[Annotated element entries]
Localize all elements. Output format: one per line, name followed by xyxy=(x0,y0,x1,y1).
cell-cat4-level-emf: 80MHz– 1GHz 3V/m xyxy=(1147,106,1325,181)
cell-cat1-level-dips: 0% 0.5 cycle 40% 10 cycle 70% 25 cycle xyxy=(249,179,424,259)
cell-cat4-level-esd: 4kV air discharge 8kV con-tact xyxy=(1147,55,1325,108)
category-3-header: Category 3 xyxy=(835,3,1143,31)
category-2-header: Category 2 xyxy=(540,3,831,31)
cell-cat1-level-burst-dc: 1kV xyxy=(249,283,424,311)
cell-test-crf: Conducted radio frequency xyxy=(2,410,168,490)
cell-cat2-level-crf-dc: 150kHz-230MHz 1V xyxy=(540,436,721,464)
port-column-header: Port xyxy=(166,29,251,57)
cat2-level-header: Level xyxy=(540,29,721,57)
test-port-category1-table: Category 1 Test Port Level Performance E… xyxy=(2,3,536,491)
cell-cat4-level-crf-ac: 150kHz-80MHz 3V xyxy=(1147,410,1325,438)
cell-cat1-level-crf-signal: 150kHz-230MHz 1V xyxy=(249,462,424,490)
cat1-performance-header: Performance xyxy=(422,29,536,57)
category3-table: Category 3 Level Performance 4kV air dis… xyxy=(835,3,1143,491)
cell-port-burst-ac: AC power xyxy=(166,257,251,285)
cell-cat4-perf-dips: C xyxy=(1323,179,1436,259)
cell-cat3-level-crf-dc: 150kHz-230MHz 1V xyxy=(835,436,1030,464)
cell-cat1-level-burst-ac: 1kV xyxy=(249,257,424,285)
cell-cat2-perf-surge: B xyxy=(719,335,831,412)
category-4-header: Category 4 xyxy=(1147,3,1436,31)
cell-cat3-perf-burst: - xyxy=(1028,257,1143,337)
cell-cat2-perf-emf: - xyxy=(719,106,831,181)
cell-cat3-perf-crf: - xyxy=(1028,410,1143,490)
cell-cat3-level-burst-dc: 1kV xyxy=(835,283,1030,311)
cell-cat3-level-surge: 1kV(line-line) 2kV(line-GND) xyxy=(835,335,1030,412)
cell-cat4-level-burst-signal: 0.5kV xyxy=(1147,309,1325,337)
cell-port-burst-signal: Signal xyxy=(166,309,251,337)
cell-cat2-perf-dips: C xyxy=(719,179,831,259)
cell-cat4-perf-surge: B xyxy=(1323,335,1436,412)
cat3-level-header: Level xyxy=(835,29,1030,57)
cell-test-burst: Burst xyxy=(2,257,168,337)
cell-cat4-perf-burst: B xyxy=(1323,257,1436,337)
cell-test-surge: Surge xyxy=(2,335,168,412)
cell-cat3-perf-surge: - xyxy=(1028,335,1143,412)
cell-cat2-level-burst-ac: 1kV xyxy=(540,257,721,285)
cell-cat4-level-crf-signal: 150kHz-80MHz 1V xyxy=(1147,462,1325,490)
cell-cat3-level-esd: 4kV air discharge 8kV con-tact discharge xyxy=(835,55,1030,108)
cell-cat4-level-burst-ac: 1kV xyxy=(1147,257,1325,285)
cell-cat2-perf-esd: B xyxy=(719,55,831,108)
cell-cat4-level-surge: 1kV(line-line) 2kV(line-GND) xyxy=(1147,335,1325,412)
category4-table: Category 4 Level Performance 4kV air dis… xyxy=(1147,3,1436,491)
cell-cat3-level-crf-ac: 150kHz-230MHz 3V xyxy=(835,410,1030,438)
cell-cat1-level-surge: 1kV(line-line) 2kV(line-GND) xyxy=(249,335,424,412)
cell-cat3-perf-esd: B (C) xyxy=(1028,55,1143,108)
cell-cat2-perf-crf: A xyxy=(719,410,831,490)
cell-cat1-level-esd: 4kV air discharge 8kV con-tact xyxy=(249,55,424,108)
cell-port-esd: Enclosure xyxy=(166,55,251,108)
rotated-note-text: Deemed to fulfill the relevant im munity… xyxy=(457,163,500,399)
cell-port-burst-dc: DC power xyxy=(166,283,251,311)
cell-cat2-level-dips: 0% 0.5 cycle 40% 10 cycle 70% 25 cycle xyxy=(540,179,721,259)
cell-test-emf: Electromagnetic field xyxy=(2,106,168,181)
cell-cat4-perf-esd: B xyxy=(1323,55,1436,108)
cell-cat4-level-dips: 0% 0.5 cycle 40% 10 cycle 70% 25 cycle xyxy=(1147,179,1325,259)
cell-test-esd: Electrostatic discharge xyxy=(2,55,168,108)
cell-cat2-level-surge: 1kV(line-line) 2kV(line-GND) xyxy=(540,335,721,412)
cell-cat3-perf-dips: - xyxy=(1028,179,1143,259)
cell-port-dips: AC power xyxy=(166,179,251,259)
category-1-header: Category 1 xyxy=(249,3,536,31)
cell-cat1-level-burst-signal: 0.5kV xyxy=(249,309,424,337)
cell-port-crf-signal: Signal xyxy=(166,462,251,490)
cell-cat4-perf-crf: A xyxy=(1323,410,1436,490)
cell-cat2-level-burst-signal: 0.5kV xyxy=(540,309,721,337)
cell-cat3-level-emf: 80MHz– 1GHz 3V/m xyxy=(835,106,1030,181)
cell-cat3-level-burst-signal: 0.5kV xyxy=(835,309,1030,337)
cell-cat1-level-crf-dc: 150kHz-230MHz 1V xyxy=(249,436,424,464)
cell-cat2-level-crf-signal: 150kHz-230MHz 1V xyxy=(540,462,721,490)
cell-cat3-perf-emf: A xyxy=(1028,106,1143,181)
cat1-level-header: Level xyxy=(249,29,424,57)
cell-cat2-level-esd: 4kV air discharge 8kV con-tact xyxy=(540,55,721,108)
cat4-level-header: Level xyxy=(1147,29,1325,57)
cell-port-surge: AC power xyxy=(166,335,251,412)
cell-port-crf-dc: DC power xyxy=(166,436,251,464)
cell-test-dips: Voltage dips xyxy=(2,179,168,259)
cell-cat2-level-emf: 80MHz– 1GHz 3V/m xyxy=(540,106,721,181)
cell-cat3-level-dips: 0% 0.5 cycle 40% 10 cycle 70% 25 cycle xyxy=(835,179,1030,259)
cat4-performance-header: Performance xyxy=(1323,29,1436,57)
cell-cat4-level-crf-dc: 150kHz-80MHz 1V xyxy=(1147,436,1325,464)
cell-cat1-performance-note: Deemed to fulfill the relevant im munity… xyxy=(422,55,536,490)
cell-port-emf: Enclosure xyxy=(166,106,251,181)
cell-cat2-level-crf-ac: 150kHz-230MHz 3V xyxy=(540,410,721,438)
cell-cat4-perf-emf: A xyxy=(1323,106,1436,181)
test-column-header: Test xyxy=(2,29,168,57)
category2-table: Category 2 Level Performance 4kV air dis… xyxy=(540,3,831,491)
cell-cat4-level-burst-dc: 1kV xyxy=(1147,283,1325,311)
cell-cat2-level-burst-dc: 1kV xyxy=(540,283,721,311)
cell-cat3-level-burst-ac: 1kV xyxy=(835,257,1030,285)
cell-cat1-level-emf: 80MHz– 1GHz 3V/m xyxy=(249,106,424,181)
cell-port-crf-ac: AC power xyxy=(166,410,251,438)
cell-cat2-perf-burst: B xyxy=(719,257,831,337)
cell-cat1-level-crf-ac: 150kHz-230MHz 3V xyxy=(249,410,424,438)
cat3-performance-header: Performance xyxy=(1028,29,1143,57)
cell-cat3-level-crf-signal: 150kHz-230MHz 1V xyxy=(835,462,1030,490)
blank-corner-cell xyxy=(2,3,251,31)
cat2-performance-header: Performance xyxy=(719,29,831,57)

INSTRUCTION: Lay out the stretch of the records from the start through the line containing "cell-cat4-level-crf-ac: 150kHz-80MHz 3V" as a numbered list, with both ends included and blank lines left out.

SOLUTION TO THE EXERCISE:
1. Localize all elements. Output format: one per line, name followed by xyxy=(x0,y0,x1,y1).
2. cell-cat4-level-emf: 80MHz– 1GHz 3V/m xyxy=(1147,106,1325,181)
3. cell-cat1-level-dips: 0% 0.5 cycle 40% 10 cycle 70% 25 cycle xyxy=(249,179,424,259)
4. cell-cat4-level-esd: 4kV air discharge 8kV con-tact xyxy=(1147,55,1325,108)
5. category-3-header: Category 3 xyxy=(835,3,1143,31)
6. category-2-header: Category 2 xyxy=(540,3,831,31)
7. cell-cat1-level-burst-dc: 1kV xyxy=(249,283,424,311)
8. cell-test-crf: Conducted radio frequency xyxy=(2,410,168,490)
9. cell-cat2-level-crf-dc: 150kHz-230MHz 1V xyxy=(540,436,721,464)
10. port-column-header: Port xyxy=(166,29,251,57)
11. cat2-level-header: Level xyxy=(540,29,721,57)
12. test-port-category1-table: Category 1 Test Port Level Performance E… xyxy=(2,3,536,491)
13. cell-cat4-level-crf-ac: 150kHz-80MHz 3V xyxy=(1147,410,1325,438)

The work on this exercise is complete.